What this task involves ->
Report every line from the material that contains the word "name".
-- start Material to process --
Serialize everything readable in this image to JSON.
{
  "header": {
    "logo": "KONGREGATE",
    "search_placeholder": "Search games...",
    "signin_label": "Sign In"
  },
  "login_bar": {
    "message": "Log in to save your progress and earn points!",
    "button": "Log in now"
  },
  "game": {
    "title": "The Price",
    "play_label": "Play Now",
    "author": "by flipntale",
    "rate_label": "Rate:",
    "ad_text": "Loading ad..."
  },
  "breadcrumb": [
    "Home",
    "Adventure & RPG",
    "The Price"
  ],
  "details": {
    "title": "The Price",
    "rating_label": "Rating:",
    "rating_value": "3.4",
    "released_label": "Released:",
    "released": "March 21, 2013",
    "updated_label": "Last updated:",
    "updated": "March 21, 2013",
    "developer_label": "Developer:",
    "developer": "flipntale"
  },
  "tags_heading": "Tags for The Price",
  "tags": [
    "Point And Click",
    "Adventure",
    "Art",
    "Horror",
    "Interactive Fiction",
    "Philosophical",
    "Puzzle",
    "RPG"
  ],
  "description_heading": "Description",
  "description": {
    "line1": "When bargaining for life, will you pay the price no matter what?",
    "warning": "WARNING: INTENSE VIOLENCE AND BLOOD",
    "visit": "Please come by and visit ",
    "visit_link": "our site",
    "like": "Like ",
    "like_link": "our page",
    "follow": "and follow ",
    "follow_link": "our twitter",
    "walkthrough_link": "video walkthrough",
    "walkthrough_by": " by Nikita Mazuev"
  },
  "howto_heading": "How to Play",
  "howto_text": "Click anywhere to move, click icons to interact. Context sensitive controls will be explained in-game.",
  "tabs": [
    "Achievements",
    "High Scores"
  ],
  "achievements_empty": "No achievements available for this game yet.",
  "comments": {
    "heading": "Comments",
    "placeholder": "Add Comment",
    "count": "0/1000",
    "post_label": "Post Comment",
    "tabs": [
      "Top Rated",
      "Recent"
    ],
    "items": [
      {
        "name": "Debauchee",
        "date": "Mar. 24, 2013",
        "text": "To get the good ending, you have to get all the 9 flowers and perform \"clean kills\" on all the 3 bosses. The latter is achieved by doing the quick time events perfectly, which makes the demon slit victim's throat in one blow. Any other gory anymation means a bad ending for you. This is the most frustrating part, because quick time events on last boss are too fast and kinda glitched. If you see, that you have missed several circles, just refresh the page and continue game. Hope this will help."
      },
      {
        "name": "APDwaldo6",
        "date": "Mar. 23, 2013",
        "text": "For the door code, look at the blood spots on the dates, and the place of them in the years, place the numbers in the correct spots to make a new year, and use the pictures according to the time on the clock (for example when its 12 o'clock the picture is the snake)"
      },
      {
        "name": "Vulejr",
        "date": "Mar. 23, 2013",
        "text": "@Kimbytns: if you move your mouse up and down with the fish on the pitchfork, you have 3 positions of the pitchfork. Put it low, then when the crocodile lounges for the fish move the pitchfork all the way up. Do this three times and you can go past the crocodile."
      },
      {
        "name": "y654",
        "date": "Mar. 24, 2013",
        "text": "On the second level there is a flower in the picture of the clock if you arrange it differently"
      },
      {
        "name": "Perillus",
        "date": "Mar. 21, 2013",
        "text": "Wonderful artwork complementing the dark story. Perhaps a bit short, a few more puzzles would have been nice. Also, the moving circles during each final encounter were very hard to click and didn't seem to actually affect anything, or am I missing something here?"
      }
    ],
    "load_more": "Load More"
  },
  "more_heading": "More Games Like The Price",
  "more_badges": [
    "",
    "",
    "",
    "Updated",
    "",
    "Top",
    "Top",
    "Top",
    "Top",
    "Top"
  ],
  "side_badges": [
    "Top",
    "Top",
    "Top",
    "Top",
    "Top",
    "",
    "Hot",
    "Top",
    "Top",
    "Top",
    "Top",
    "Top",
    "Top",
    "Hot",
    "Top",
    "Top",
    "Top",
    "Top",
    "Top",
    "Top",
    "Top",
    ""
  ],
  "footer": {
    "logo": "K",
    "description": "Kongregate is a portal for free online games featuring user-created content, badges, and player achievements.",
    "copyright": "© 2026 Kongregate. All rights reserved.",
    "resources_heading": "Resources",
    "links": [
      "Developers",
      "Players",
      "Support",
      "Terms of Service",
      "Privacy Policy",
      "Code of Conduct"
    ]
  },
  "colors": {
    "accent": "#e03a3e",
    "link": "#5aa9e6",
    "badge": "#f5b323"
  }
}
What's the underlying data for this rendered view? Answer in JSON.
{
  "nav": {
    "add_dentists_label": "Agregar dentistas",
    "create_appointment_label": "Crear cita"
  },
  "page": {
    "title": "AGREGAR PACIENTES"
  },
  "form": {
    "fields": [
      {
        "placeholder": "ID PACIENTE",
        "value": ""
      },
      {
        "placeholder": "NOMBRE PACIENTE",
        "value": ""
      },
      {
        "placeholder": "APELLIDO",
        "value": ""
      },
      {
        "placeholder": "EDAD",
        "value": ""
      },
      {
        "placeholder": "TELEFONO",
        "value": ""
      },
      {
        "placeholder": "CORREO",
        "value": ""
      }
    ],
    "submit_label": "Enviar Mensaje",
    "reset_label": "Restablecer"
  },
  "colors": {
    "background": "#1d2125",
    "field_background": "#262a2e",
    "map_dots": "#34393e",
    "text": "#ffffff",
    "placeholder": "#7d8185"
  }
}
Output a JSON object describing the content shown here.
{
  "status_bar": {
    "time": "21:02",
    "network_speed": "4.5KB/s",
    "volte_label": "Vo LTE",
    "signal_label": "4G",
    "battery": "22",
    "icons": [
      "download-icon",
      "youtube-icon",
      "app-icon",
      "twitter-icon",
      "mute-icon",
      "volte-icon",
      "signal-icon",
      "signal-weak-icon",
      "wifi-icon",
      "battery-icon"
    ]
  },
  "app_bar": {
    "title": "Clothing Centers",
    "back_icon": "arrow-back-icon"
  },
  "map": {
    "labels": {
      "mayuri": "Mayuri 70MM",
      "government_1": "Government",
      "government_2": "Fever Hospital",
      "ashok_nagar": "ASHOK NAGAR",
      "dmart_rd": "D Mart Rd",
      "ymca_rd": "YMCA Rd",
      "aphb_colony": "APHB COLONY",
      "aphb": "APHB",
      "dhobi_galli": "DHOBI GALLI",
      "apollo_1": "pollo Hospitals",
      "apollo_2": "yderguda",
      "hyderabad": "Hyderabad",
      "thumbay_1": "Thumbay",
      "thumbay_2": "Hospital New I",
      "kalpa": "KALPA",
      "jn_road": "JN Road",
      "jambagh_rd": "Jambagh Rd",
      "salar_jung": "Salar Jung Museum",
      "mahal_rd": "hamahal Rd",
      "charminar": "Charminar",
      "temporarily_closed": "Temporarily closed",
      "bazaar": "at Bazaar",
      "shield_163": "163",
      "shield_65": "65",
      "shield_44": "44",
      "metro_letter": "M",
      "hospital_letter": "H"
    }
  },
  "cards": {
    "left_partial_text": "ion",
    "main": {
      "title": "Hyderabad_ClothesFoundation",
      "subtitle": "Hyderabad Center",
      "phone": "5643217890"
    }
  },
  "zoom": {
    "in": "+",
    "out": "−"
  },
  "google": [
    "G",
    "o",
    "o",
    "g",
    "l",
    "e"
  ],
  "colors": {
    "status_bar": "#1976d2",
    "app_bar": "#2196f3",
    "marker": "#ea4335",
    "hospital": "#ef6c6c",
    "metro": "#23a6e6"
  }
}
-- end Material to process --
Task response ->
        "name": "Debauchee",
        "name": "APDwaldo6",
        "name": "Vulejr",
        "name": "y654",
        "name": "Perillus",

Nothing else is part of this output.